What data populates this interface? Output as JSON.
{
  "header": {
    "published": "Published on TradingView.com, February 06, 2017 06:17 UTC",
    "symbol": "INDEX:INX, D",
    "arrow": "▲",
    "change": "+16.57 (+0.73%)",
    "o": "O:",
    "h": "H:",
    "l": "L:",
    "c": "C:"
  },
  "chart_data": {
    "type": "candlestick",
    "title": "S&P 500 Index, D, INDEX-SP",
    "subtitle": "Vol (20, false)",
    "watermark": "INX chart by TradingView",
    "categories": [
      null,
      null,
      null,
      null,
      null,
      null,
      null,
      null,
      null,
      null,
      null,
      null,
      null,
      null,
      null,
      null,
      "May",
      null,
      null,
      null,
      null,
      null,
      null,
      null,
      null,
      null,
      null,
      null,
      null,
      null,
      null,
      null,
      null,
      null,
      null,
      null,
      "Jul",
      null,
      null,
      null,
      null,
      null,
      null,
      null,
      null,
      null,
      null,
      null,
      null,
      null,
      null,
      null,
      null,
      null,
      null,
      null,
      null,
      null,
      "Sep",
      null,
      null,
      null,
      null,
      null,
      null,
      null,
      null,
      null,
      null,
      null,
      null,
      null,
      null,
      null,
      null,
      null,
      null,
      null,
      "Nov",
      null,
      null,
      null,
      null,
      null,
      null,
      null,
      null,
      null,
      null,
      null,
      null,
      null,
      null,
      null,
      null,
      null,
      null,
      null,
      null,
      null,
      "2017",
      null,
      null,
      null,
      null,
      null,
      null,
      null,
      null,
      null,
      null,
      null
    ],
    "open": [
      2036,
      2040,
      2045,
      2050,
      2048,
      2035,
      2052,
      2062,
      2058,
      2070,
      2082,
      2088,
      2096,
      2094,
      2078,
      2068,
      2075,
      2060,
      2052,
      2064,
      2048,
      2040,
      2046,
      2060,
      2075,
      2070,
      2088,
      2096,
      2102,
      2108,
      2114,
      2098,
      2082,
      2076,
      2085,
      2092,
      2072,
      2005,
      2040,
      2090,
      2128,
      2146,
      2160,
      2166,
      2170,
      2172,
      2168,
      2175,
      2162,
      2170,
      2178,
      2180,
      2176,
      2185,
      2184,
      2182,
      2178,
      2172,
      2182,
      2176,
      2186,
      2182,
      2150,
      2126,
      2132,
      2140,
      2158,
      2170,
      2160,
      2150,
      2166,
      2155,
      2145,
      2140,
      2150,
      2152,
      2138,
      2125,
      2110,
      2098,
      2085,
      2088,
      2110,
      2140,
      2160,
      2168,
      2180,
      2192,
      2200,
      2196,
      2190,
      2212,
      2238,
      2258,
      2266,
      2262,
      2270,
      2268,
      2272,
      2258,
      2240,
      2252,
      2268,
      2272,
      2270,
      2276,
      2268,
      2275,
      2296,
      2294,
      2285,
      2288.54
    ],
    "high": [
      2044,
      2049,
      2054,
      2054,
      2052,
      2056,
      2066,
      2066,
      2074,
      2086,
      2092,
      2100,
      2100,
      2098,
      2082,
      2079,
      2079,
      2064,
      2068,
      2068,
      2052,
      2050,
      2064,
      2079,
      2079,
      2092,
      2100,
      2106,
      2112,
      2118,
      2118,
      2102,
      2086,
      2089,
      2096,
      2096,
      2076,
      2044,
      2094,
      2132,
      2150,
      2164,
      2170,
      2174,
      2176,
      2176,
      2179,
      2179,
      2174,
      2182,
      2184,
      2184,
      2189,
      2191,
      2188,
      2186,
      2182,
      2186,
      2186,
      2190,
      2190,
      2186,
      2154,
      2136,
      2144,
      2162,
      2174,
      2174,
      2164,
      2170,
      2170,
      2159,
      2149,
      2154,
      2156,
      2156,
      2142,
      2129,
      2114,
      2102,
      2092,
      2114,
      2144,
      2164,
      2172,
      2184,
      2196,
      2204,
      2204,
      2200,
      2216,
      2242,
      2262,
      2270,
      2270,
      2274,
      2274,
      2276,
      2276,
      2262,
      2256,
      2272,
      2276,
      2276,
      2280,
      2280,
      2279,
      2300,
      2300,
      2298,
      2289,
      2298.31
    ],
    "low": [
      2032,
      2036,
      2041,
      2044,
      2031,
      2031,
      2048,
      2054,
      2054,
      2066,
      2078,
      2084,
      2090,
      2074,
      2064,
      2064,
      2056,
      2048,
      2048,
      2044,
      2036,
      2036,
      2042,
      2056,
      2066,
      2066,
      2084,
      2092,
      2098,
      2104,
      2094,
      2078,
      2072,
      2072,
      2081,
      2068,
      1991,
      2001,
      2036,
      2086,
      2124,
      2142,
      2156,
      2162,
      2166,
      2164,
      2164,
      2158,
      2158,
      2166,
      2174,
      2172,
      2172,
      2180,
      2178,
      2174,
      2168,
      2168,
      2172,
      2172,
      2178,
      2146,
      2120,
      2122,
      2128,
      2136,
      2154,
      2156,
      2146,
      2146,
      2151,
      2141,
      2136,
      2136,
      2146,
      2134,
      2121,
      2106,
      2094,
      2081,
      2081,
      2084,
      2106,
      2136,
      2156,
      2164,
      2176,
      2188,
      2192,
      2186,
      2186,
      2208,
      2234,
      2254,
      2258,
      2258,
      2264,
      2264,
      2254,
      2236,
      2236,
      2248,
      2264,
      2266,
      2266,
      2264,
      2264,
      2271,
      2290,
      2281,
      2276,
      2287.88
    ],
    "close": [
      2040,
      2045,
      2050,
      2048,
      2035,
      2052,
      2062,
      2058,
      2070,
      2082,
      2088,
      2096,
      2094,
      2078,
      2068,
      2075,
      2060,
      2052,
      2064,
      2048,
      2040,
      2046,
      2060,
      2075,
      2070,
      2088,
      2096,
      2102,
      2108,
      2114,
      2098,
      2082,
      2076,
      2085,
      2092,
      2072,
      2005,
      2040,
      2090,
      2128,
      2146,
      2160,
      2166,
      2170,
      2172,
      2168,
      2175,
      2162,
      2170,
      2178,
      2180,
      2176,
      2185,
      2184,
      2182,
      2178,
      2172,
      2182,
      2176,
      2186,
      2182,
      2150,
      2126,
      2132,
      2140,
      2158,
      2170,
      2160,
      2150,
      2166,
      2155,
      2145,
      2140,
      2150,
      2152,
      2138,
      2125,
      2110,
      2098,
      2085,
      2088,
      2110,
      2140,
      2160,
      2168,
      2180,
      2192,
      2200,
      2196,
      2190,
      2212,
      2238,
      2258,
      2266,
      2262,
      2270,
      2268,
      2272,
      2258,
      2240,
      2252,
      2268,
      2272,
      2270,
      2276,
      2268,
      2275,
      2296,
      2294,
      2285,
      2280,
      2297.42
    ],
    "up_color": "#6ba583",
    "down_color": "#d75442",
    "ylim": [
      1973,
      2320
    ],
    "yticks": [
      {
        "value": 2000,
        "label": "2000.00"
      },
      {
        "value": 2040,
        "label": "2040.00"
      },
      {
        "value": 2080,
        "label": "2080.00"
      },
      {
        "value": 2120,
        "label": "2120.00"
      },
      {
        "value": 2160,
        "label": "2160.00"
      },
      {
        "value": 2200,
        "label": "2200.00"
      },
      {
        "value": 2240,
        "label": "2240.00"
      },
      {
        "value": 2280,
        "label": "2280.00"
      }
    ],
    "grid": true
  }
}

******

- WRITTEN EXERCISE: Write out the records above again, keeping each one identical to the original.

- OUTPUT:
What data populates this interface? Output as JSON.
{
  "header": {
    "published": "Published on TradingView.com, February 06, 2017 06:17 UTC",
    "symbol": "INDEX:INX, D",
    "arrow": "▲",
    "change": "+16.57 (+0.73%)",
    "o": "O:",
    "h": "H:",
    "l": "L:",
    "c": "C:"
  },
  "chart_data": {
    "type": "candlestick",
    "title": "S&P 500 Index, D, INDEX-SP",
    "subtitle": "Vol (20, false)",
    "watermark": "INX chart by TradingView",
    "categories": [
      null,
      null,
      null,
      null,
      null,
      null,
      null,
      null,
      null,
      null,
      null,
      null,
      null,
      null,
      null,
      null,
      "May",
      null,
      null,
      null,
      null,
      null,
      null,
      null,
      null,
      null,
      null,
      null,
      null,
      null,
      null,
      null,
      null,
      null,
      null,
      null,
      "Jul",
      null,
      null,
      null,
      null,
      null,
      null,
      null,
      null,
      null,
      null,
      null,
      null,
      null,
      null,
      null,
      null,
      null,
      null,
      null,
      null,
      null,
      "Sep",
      null,
      null,
      null,
      null,
      null,
      null,
      null,
      null,
      null,
      null,
      null,
      null,
      null,
      null,
      null,
      null,
      null,
      null,
      null,
      "Nov",
      null,
      null,
      null,
      null,
      null,
      null,
      null,
      null,
      null,
      null,
      null,
      null,
      null,
      null,
      null,
      null,
      null,
      null,
      null,
      null,
      null,
      "2017",
      null,
      null,
      null,
      null,
      null,
      null,
      null,
      null,
      null,
      null,
      null
    ],
    "open": [
      2036,
      2040,
      2045,
      2050,
      2048,
      2035,
      2052,
      2062,
      2058,
      2070,
      2082,
      2088,
      2096,
      2094,
      2078,
      2068,
      2075,
      2060,
      2052,
      2064,
      2048,
      2040,
      2046,
      2060,
      2075,
      2070,
      2088,
      2096,
      2102,
      2108,
      2114,
      2098,
      2082,
      2076,
      2085,
      2092,
      2072,
      2005,
      2040,
      2090,
      2128,
      2146,
      2160,
      2166,
      2170,
      2172,
      2168,
      2175,
      2162,
      2170,
      2178,
      2180,
      2176,
      2185,
      2184,
      2182,
      2178,
      2172,
      2182,
      2176,
      2186,
      2182,
      2150,
      2126,
      2132,
      2140,
      2158,
      2170,
      2160,
      2150,
      2166,
      2155,
      2145,
      2140,
      2150,
      2152,
      2138,
      2125,
      2110,
      2098,
      2085,
      2088,
      2110,
      2140,
      2160,
      2168,
      2180,
      2192,
      2200,
      2196,
      2190,
      2212,
      2238,
      2258,
      2266,
      2262,
      2270,
      2268,
      2272,
      2258,
      2240,
      2252,
      2268,
      2272,
      2270,
      2276,
      2268,
      2275,
      2296,
      2294,
      2285,
      2288.54
    ],
    "high": [
      2044,
      2049,
      2054,
      2054,
      2052,
      2056,
      2066,
      2066,
      2074,
      2086,
      2092,
      2100,
      2100,
      2098,
      2082,
      2079,
      2079,
      2064,
      2068,
      2068,
      2052,
      2050,
      2064,
      2079,
      2079,
      2092,
      2100,
      2106,
      2112,
      2118,
      2118,
      2102,
      2086,
      2089,
      2096,
      2096,
      2076,
      2044,
      2094,
      2132,
      2150,
      2164,
      2170,
      2174,
      2176,
      2176,
      2179,
      2179,
      2174,
      2182,
      2184,
      2184,
      2189,
      2191,
      2188,
      2186,
      2182,
      2186,
      2186,
      2190,
      2190,
      2186,
      2154,
      2136,
      2144,
      2162,
      2174,
      2174,
      2164,
      2170,
      2170,
      2159,
      2149,
      2154,
      2156,
      2156,
      2142,
      2129,
      2114,
      2102,
      2092,
      2114,
      2144,
      2164,
      2172,
      2184,
      2196,
      2204,
      2204,
      2200,
      2216,
      2242,
      2262,
      2270,
      2270,
      2274,
      2274,
      2276,
      2276,
      2262,
      2256,
      2272,
      2276,
      2276,
      2280,
      2280,
      2279,
      2300,
      2300,
      2298,
      2289,
      2298.31
    ],
    "low": [
      2032,
      2036,
      2041,
      2044,
      2031,
      2031,
      2048,
      2054,
      2054,
      2066,
      2078,
      2084,
      2090,
      2074,
      2064,
      2064,
      2056,
      2048,
      2048,
      2044,
      2036,
      2036,
      2042,
      2056,
      2066,
      2066,
      2084,
      2092,
      2098,
      2104,
      2094,
      2078,
      2072,
      2072,
      2081,
      2068,
      1991,
      2001,
      2036,
      2086,
      2124,
      2142,
      2156,
      2162,
      2166,
      2164,
      2164,
      2158,
      2158,
      2166,
      2174,
      2172,
      2172,
      2180,
      2178,
      2174,
      2168,
      2168,
      2172,
      2172,
      2178,
      2146,
      2120,
      2122,
      2128,
      2136,
      2154,
      2156,
      2146,
      2146,
      2151,
      2141,
      2136,
      2136,
      2146,
      2134,
      2121,
      2106,
      2094,
      2081,
      2081,
      2084,
      2106,
      2136,
      2156,
      2164,
      2176,
      2188,
      2192,
      2186,
      2186,
      2208,
      2234,
      2254,
      2258,
      2258,
      2264,
      2264,
      2254,
      2236,
      2236,
      2248,
      2264,
      2266,
      2266,
      2264,
      2264,
      2271,
      2290,
      2281,
      2276,
      2287.88
    ],
    "close": [
      2040,
      2045,
      2050,
      2048,
      2035,
      2052,
      2062,
      2058,
      2070,
      2082,
      2088,
      2096,
      2094,
      2078,
      2068,
      2075,
      2060,
      2052,
      2064,
      2048,
      2040,
      2046,
      2060,
      2075,
      2070,
      2088,
      2096,
      2102,
      2108,
      2114,
      2098,
      2082,
      2076,
      2085,
      2092,
      2072,
      2005,
      2040,
      2090,
      2128,
      2146,
      2160,
      2166,
      2170,
      2172,
      2168,
      2175,
      2162,
      2170,
      2178,
      2180,
      2176,
      2185,
      2184,
      2182,
      2178,
      2172,
      2182,
      2176,
      2186,
      2182,
      2150,
      2126,
      2132,
      2140,
      2158,
      2170,
      2160,
      2150,
      2166,
      2155,
      2145,
      2140,
      2150,
      2152,
      2138,
      2125,
      2110,
      2098,
      2085,
      2088,
      2110,
      2140,
      2160,
      2168,
      2180,
      2192,
      2200,
      2196,
      2190,
      2212,
      2238,
      2258,
      2266,
      2262,
      2270,
      2268,
      2272,
      2258,
      2240,
      2252,
      2268,
      2272,
      2270,
      2276,
      2268,
      2275,
      2296,
      2294,
      2285,
      2280,
      2297.42
    ],
    "up_color": "#6ba583",
    "down_color": "#d75442",
    "ylim": [
      1973,
      2320
    ],
    "yticks": [
      {
        "value": 2000,
        "label": "2000.00"
      },
      {
        "value": 2040,
        "label": "2040.00"
      },
      {
        "value": 2080,
        "label": "2080.00"
      },
      {
        "value": 2120,
        "label": "2120.00"
      },
      {
        "value": 2160,
        "label": "2160.00"
      },
      {
        "value": 2200,
        "label": "2200.00"
      },
      {
        "value": 2240,
        "label": "2240.00"
      },
      {
        "value": 2280,
        "label": "2280.00"
      }
    ],
    "grid": true
  }
}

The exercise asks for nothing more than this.